▶ Figure record listings
========================================================================

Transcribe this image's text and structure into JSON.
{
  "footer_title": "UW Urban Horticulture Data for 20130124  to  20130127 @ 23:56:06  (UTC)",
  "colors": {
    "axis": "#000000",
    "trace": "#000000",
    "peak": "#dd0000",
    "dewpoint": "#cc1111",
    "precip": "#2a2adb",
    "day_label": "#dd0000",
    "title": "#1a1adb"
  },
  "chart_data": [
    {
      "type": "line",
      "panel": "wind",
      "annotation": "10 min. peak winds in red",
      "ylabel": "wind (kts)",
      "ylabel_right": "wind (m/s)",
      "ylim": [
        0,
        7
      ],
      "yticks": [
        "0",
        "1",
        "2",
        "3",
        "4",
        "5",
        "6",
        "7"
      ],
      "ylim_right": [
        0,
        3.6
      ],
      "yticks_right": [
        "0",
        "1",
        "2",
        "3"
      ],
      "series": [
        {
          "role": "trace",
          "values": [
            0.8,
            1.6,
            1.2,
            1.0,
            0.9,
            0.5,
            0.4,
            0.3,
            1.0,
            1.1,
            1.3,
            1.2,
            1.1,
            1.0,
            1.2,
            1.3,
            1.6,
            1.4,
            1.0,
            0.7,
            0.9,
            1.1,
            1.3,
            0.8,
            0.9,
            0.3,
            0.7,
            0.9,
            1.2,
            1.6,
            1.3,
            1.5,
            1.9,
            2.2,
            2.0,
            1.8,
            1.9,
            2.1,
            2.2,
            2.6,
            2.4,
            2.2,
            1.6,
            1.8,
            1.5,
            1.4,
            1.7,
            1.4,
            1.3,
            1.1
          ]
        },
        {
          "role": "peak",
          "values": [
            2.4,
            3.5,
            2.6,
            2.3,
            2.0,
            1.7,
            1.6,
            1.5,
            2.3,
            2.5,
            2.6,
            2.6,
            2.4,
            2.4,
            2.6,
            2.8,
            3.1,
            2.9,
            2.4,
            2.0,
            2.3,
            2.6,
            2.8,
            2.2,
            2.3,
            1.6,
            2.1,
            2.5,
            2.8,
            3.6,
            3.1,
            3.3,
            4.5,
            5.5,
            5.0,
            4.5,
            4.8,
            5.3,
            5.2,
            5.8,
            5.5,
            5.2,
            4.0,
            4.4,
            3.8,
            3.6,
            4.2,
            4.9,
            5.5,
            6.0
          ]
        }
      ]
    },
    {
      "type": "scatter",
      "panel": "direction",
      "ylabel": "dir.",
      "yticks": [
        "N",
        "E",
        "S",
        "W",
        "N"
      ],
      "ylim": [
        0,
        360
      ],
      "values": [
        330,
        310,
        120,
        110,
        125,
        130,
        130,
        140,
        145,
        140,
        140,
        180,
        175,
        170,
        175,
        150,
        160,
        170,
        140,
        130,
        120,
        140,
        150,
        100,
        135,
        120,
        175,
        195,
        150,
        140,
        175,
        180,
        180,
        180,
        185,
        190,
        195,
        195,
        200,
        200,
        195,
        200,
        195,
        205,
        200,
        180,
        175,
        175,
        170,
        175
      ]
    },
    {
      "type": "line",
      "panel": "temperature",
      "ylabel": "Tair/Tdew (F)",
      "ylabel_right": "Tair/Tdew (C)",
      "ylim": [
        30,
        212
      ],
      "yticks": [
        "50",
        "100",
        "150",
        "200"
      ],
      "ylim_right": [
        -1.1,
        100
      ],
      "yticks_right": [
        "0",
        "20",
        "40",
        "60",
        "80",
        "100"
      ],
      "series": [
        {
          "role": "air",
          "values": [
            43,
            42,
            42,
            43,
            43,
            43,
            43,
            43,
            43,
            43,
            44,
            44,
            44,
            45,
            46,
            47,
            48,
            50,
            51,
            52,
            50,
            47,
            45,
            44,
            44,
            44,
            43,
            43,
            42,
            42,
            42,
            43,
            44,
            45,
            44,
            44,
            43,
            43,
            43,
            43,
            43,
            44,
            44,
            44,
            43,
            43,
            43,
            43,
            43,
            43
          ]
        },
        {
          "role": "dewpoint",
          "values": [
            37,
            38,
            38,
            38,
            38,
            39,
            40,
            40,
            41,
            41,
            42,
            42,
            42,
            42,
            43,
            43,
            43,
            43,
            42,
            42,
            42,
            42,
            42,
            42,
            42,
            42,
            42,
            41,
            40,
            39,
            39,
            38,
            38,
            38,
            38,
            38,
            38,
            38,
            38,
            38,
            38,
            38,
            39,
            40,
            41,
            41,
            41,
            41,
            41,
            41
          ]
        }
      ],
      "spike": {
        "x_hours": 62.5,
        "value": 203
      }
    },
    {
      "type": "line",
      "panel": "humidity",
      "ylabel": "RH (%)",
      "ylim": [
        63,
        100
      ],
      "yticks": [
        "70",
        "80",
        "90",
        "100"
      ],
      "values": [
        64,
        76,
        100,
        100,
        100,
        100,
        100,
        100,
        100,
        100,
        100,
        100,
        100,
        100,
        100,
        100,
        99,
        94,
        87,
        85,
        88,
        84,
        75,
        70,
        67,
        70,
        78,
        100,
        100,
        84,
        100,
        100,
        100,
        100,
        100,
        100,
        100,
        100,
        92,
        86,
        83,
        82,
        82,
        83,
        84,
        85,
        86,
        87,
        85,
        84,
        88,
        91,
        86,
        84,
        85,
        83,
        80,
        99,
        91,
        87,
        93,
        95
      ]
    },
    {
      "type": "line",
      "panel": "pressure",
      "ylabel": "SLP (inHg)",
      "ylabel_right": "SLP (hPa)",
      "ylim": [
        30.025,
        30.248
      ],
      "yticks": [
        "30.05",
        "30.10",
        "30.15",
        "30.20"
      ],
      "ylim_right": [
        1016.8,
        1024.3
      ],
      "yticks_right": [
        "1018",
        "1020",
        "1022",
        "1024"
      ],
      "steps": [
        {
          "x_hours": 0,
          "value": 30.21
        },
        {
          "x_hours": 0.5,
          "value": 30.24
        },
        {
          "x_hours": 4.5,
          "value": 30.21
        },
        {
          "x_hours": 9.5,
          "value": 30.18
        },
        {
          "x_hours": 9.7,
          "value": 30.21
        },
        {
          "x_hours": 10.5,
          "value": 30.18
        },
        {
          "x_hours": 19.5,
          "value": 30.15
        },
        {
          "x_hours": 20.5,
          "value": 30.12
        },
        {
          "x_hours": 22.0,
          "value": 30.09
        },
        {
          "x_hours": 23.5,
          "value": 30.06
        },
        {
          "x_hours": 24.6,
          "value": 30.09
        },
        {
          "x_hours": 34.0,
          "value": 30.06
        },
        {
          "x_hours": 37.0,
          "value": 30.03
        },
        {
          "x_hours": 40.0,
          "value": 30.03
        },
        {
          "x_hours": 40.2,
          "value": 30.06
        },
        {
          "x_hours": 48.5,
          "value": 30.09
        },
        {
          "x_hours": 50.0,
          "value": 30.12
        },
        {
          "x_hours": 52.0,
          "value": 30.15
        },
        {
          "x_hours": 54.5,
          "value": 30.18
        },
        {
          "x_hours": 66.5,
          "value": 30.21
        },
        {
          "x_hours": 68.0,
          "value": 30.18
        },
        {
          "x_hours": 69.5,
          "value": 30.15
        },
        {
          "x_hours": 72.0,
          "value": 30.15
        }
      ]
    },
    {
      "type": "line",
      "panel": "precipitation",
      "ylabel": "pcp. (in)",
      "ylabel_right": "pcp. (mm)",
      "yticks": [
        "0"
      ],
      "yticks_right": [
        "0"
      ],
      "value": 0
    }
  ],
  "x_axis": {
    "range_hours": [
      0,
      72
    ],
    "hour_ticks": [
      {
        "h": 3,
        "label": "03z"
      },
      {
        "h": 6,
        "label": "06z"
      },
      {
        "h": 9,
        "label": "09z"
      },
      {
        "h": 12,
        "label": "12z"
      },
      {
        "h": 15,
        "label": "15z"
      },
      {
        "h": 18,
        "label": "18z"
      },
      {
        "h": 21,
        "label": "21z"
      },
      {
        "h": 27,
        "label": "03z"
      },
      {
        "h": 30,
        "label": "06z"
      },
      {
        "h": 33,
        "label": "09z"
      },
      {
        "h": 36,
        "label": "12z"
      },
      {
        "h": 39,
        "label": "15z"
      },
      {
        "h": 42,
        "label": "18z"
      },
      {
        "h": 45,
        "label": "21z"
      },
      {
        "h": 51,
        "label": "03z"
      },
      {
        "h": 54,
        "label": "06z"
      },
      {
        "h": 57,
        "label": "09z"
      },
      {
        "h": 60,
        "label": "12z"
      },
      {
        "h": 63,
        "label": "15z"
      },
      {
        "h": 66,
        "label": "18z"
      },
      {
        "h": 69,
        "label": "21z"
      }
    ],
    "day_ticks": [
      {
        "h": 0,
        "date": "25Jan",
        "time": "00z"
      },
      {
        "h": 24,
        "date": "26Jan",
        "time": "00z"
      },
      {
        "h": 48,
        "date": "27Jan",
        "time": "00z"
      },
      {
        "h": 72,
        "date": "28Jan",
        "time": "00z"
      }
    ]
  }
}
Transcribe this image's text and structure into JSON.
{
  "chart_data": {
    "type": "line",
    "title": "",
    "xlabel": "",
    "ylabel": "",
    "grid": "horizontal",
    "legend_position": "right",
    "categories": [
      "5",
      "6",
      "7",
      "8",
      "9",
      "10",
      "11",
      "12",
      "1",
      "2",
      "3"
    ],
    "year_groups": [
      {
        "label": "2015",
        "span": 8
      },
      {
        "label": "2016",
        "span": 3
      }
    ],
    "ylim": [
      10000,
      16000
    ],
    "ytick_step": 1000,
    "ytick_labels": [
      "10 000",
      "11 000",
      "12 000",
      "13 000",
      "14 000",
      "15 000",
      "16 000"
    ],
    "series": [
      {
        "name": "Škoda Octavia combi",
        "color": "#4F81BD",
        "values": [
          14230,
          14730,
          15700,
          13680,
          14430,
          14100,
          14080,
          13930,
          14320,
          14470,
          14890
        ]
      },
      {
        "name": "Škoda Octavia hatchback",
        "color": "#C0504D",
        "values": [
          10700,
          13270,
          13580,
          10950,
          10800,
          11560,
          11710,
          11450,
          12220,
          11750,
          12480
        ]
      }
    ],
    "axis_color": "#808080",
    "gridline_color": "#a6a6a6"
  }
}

========================================================================

Examine the records and pull out every line where the string "panel" occurs.

▶ Correct result
      "panel": "wind",
      "panel": "direction",
      "panel": "temperature",
      "panel": "humidity",
      "panel": "pressure",
      "panel": "precipitation",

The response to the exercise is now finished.